* _Supplied entries_:
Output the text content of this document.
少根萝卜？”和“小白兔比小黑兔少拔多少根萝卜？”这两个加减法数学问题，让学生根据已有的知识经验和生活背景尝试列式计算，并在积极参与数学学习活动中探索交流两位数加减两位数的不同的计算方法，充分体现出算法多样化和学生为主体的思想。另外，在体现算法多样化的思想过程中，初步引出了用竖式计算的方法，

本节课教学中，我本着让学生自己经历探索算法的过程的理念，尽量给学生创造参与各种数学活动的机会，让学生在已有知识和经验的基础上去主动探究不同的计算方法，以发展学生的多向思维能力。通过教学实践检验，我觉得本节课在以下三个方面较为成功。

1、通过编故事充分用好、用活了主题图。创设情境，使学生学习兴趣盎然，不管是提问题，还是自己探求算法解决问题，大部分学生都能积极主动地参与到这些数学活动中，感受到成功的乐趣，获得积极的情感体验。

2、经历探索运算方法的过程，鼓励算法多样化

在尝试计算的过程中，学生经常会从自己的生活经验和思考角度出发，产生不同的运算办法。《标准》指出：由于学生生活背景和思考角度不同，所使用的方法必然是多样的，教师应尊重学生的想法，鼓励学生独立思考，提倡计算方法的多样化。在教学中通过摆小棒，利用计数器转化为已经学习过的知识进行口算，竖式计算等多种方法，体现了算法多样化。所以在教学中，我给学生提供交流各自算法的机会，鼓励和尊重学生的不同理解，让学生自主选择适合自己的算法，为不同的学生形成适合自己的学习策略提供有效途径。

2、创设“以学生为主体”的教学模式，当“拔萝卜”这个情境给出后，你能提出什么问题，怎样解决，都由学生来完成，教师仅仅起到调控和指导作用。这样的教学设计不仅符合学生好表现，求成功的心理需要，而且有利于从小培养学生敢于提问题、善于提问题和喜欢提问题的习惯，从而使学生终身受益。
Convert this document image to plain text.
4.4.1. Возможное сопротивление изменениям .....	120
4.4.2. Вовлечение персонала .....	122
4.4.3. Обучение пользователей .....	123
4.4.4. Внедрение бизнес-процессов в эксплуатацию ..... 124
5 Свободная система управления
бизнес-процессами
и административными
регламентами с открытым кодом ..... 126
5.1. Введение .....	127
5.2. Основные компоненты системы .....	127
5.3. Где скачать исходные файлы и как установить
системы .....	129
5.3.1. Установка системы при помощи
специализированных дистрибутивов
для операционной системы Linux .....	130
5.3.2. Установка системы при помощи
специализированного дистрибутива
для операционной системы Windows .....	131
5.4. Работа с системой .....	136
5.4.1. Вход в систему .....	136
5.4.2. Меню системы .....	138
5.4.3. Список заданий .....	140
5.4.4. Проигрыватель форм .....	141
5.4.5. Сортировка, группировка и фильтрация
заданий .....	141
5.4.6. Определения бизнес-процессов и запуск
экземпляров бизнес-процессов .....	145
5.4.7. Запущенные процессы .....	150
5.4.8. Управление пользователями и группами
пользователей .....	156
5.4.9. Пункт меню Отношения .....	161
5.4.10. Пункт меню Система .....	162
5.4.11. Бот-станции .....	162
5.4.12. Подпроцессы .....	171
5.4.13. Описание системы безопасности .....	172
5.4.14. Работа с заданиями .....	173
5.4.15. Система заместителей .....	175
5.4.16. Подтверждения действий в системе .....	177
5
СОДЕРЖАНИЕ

* _Aim of the task_: Copy out each record from above, exactly.

* _Task output_:
Output the text content of this document.
少根萝卜？”和“小白兔比小黑兔少拔多少根萝卜？”这两个加减法数学问题，让学生根据已有的知识经验和生活背景尝试列式计算，并在积极参与数学学习活动中探索交流两位数加减两位数的不同的计算方法，充分体现出算法多样化和学生为主体的思想。另外，在体现算法多样化的思想过程中，初步引出了用竖式计算的方法，

本节课教学中，我本着让学生自己经历探索算法的过程的理念，尽量给学生创造参与各种数学活动的机会，让学生在已有知识和经验的基础上去主动探究不同的计算方法，以发展学生的多向思维能力。通过教学实践检验，我觉得本节课在以下三个方面较为成功。

1、通过编故事充分用好、用活了主题图。创设情境，使学生学习兴趣盎然，不管是提问题，还是自己探求算法解决问题，大部分学生都能积极主动地参与到这些数学活动中，感受到成功的乐趣，获得积极的情感体验。

2、经历探索运算方法的过程，鼓励算法多样化

在尝试计算的过程中，学生经常会从自己的生活经验和思考角度出发，产生不同的运算办法。《标准》指出：由于学生生活背景和思考角度不同，所使用的方法必然是多样的，教师应尊重学生的想法，鼓励学生独立思考，提倡计算方法的多样化。在教学中通过摆小棒，利用计数器转化为已经学习过的知识进行口算，竖式计算等多种方法，体现了算法多样化。所以在教学中，我给学生提供交流各自算法的机会，鼓励和尊重学生的不同理解，让学生自主选择适合自己的算法，为不同的学生形成适合自己的学习策略提供有效途径。

2、创设“以学生为主体”的教学模式，当“拔萝卜”这个情境给出后，你能提出什么问题，怎样解决，都由学生来完成，教师仅仅起到调控和指导作用。这样的教学设计不仅符合学生好表现，求成功的心理需要，而且有利于从小培养学生敢于提问题、善于提问题和喜欢提问题的习惯，从而使学生终身受益。
Convert this document image to plain text.
4.4.1. Возможное сопротивление изменениям .....	120
4.4.2. Вовлечение персонала .....	122
4.4.3. Обучение пользователей .....	123
4.4.4. Внедрение бизнес-процессов в эксплуатацию ..... 124
5 Свободная система управления
бизнес-процессами
и административными
регламентами с открытым кодом ..... 126
5.1. Введение .....	127
5.2. Основные компоненты системы .....	127
5.3. Где скачать исходные файлы и как установить
системы .....	129
5.3.1. Установка системы при помощи
специализированных дистрибутивов
для операционной системы Linux .....	130
5.3.2. Установка системы при помощи
специализированного дистрибутива
для операционной системы Windows .....	131
5.4. Работа с системой .....	136
5.4.1. Вход в систему .....	136
5.4.2. Меню системы .....	138
5.4.3. Список заданий .....	140
5.4.4. Проигрыватель форм .....	141
5.4.5. Сортировка, группировка и фильтрация
заданий .....	141
5.4.6. Определения бизнес-процессов и запуск
экземпляров бизнес-процессов .....	145
5.4.7. Запущенные процессы .....	150
5.4.8. Управление пользователями и группами
пользователей .....	156
5.4.9. Пункт меню Отношения .....	161
5.4.10. Пункт меню Система .....	162
5.4.11. Бот-станции .....	162
5.4.12. Подпроцессы .....	171
5.4.13. Описание системы безопасности .....	172
5.4.14. Работа с заданиями .....	173
5.4.15. Система заместителей .....	175
5.4.16. Подтверждения действий в системе .....	177
5
СОДЕРЖАНИЕ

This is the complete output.